For citation, please use:
Lukyanov, F.A., 2022. Old Thinking for Our Country and the World. Russia in Global Affairs, 20(1), pp. 5-10. DOI: 10.31278/1810-6374-2022-20-1-5-10
“A dangerous gap has emerged between the realities of the nuclear age and the understanding of the challenges facing the world. A fundamental revision and a decisive rejection of outdated philosophies and obsolete doctrines is the primary and vital necessity… New economic, scientific and technological factors are forming an integral interdependent world, in which reality imposes more stringent demands on the leaders of each state and requires utmost responsibility in behavior and decision-making.”
From the report by CPSU Secretary-General Mikhail Gorbachev
at the 27th Party Congress on February 25, 1986
February 2022 marked the end of a large-scale historical experiment aimed to test the hypothesis that Russia may be included in the international order created by the leading Western powers without its participation but providing certain room for its development in accordance with the rules established by the leaders of this order. The result is negative.

Collected data:
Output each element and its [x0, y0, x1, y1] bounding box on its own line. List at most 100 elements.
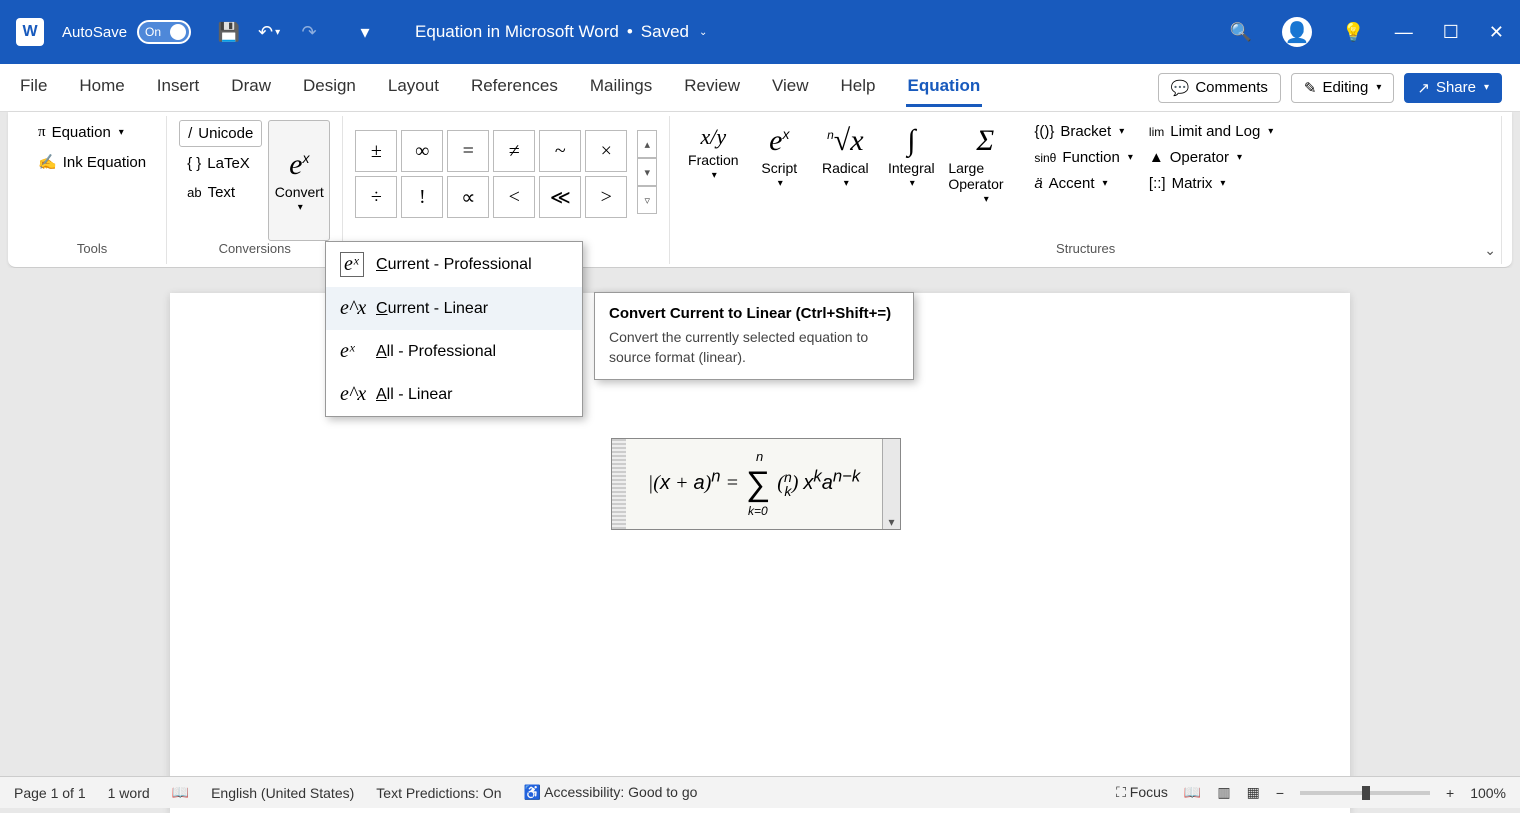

Given instruction 1: According to the article on Russia and the international order, at which party congress did Mikhail Gorbachev deliver the quoted report?
Given instruction 2: Continue the article on Russia and the international order from its final sentence.

Result 1: The 27th Party Congress, on February 25, 1986.

Result 2:
Neither the obsession with the West as a priority—and seemingly superior—partner, nor the sharp dissociation from it is anything new to Russian history. For centuries, Russian intellectuals have been discussing whether the country belongs to Europe or not, following pretty much the same pattern. The period of the late 20th and early 21st centuries, however, had an important distinction. For the first time, the notion of belonging or not belonging to Europe acquired an institutional framework. Europe has turned from a cultural and historical phenomenon into a set of structures that emerged out of Cold War-era homogeneity, that is, Western homogeneity. In order to participate in these structures, one must meet the prescribed criteria, and this is what the “European choice” is all about.
The Russian Federation tried to make this choice in 1992 when it emerged on the international stage in a somewhat schizophrenic capacity as the inheritor and successor of the Soviet Union but strongly rejecting its heritage and identity. In parallel with post-Soviet Russia, the European Union, just transformed from the Community, entered the world stage as the embodiment and apotheosis of institutionalized Europe.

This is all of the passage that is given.